• [Written exercise]: Each record below should appear again exactly as written.

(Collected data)
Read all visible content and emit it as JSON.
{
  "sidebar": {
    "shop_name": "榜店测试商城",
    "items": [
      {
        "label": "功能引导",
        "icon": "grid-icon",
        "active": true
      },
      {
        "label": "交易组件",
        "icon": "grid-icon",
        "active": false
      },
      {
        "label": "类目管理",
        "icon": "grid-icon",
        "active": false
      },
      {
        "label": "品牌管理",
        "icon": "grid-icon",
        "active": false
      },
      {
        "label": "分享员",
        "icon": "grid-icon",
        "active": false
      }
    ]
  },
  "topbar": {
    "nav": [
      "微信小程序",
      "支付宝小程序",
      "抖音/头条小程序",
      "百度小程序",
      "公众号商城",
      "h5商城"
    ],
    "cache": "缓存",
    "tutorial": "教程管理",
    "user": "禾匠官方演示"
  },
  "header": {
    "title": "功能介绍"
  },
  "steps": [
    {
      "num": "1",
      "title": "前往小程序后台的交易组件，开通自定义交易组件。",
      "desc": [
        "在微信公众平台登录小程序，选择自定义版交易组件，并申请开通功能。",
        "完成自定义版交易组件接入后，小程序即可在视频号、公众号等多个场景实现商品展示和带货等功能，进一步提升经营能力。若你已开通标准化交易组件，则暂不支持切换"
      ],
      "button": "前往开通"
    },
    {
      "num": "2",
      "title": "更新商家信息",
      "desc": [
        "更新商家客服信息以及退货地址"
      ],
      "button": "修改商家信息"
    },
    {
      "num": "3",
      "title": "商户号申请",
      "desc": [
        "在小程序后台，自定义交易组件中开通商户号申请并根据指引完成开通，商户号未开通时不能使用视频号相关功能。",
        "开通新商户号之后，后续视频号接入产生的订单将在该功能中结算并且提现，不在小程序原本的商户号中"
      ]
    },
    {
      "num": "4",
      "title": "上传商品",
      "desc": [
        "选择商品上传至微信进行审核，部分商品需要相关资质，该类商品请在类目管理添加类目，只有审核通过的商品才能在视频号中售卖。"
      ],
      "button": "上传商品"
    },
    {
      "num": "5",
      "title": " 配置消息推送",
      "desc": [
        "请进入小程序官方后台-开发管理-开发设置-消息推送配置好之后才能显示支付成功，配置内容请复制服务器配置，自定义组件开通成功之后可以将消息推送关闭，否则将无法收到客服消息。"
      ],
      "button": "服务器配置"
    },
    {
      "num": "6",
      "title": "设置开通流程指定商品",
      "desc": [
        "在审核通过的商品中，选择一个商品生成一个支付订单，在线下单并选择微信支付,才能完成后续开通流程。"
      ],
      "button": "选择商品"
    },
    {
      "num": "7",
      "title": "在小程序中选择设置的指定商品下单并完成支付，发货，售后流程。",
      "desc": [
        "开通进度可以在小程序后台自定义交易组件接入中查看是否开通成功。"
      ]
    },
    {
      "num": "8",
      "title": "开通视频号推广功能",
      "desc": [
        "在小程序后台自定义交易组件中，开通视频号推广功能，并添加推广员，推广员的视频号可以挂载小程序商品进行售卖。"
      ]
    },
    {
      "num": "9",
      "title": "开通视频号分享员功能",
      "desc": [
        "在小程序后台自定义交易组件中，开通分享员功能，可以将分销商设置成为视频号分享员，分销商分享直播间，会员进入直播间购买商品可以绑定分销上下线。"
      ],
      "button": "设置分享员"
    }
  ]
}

• [Correct answer]:
Read all visible content and emit it as JSON.
{
  "sidebar": {
    "shop_name": "榜店测试商城",
    "items": [
      {
        "label": "功能引导",
        "icon": "grid-icon",
        "active": true
      },
      {
        "label": "交易组件",
        "icon": "grid-icon",
        "active": false
      },
      {
        "label": "类目管理",
        "icon": "grid-icon",
        "active": false
      },
      {
        "label": "品牌管理",
        "icon": "grid-icon",
        "active": false
      },
      {
        "label": "分享员",
        "icon": "grid-icon",
        "active": false
      }
    ]
  },
  "topbar": {
    "nav": [
      "微信小程序",
      "支付宝小程序",
      "抖音/头条小程序",
      "百度小程序",
      "公众号商城",
      "h5商城"
    ],
    "cache": "缓存",
    "tutorial": "教程管理",
    "user": "禾匠官方演示"
  },
  "header": {
    "title": "功能介绍"
  },
  "steps": [
    {
      "num": "1",
      "title": "前往小程序后台的交易组件，开通自定义交易组件。",
      "desc": [
        "在微信公众平台登录小程序，选择自定义版交易组件，并申请开通功能。",
        "完成自定义版交易组件接入后，小程序即可在视频号、公众号等多个场景实现商品展示和带货等功能，进一步提升经营能力。若你已开通标准化交易组件，则暂不支持切换"
      ],
      "button": "前往开通"
    },
    {
      "num": "2",
      "title": "更新商家信息",
      "desc": [
        "更新商家客服信息以及退货地址"
      ],
      "button": "修改商家信息"
    },
    {
      "num": "3",
      "title": "商户号申请",
      "desc": [
        "在小程序后台，自定义交易组件中开通商户号申请并根据指引完成开通，商户号未开通时不能使用视频号相关功能。",
        "开通新商户号之后，后续视频号接入产生的订单将在该功能中结算并且提现，不在小程序原本的商户号中"
      ]
    },
    {
      "num": "4",
      "title": "上传商品",
      "desc": [
        "选择商品上传至微信进行审核，部分商品需要相关资质，该类商品请在类目管理添加类目，只有审核通过的商品才能在视频号中售卖。"
      ],
      "button": "上传商品"
    },
    {
      "num": "5",
      "title": " 配置消息推送",
      "desc": [
        "请进入小程序官方后台-开发管理-开发设置-消息推送配置好之后才能显示支付成功，配置内容请复制服务器配置，自定义组件开通成功之后可以将消息推送关闭，否则将无法收到客服消息。"
      ],
      "button": "服务器配置"
    },
    {
      "num": "6",
      "title": "设置开通流程指定商品",
      "desc": [
        "在审核通过的商品中，选择一个商品生成一个支付订单，在线下单并选择微信支付,才能完成后续开通流程。"
      ],
      "button": "选择商品"
    },
    {
      "num": "7",
      "title": "在小程序中选择设置的指定商品下单并完成支付，发货，售后流程。",
      "desc": [
        "开通进度可以在小程序后台自定义交易组件接入中查看是否开通成功。"
      ]
    },
    {
      "num": "8",
      "title": "开通视频号推广功能",
      "desc": [
        "在小程序后台自定义交易组件中，开通视频号推广功能，并添加推广员，推广员的视频号可以挂载小程序商品进行售卖。"
      ]
    },
    {
      "num": "9",
      "title": "开通视频号分享员功能",
      "desc": [
        "在小程序后台自定义交易组件中，开通分享员功能，可以将分销商设置成为视频号分享员，分销商分享直播间，会员进入直播间购买商品可以绑定分销上下线。"
      ],
      "button": "设置分享员"
    }
  ]
}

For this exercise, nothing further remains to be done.